Task description:
Look below for the line with "Output the text content of this document.". Extract that line and each one after it through the last, word for word.

(Extracted records)
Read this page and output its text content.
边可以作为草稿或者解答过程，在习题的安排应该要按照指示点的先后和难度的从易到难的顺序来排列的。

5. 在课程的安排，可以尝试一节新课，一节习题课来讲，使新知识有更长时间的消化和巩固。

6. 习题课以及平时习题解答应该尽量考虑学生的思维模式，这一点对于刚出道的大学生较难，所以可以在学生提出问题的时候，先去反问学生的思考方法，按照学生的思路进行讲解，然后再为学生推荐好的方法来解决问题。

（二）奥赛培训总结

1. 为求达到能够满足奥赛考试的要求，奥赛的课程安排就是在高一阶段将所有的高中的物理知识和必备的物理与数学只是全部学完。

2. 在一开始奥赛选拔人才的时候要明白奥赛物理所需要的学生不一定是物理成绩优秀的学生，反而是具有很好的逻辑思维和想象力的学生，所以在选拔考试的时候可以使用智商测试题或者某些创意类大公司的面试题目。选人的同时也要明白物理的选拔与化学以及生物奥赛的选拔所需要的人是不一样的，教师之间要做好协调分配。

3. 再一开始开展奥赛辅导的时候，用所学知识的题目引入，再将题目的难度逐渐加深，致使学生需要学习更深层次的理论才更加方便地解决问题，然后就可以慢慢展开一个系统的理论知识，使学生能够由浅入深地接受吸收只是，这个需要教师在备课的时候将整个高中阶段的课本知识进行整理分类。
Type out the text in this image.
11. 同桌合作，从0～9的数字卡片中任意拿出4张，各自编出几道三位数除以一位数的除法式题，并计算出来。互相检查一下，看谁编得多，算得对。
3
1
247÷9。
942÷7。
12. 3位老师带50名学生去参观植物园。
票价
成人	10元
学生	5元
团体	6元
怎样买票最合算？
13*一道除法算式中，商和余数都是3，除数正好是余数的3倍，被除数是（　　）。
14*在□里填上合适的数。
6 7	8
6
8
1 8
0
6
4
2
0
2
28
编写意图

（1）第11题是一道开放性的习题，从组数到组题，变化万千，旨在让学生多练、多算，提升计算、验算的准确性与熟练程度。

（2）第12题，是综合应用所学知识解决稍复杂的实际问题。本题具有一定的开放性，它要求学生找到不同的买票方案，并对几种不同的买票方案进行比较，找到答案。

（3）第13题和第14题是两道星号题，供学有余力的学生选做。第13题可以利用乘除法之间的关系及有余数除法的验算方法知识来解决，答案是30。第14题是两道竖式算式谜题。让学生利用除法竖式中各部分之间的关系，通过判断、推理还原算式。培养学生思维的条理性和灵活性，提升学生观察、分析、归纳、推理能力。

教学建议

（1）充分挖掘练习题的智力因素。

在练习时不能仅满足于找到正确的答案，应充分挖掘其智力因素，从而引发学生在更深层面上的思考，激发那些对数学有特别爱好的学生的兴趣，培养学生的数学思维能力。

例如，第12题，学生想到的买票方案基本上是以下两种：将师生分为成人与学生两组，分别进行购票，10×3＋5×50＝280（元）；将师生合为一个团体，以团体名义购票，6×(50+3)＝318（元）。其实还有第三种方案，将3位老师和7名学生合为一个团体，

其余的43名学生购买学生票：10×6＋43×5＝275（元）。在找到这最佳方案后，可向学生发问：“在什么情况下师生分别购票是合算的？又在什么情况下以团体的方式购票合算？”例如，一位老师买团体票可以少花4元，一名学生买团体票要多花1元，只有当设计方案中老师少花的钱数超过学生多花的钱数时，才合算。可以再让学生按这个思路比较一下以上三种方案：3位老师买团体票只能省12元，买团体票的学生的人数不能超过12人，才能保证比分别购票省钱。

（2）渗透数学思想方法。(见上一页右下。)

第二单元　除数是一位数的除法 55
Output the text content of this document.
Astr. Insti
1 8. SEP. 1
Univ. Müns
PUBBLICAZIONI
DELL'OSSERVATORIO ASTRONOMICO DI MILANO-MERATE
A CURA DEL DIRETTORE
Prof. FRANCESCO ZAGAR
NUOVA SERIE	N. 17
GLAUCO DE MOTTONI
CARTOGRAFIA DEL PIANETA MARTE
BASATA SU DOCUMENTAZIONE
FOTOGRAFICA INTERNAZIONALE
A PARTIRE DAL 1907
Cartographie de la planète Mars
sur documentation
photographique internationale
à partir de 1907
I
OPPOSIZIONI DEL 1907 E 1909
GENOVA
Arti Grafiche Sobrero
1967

Worked solution:
Output the text content of this document.
Astr. Insti
1 8. SEP. 1
Univ. Müns
PUBBLICAZIONI
DELL'OSSERVATORIO ASTRONOMICO DI MILANO-MERATE
A CURA DEL DIRETTORE
Prof. FRANCESCO ZAGAR
NUOVA SERIE	N. 17
GLAUCO DE MOTTONI
CARTOGRAFIA DEL PIANETA MARTE
BASATA SU DOCUMENTAZIONE
FOTOGRAFICA INTERNAZIONALE
A PARTIRE DAL 1907
Cartographie de la planète Mars
sur documentation
photographique internationale
à partir de 1907
I
OPPOSIZIONI DEL 1907 E 1909
GENOVA
Arti Grafiche Sobrero
1967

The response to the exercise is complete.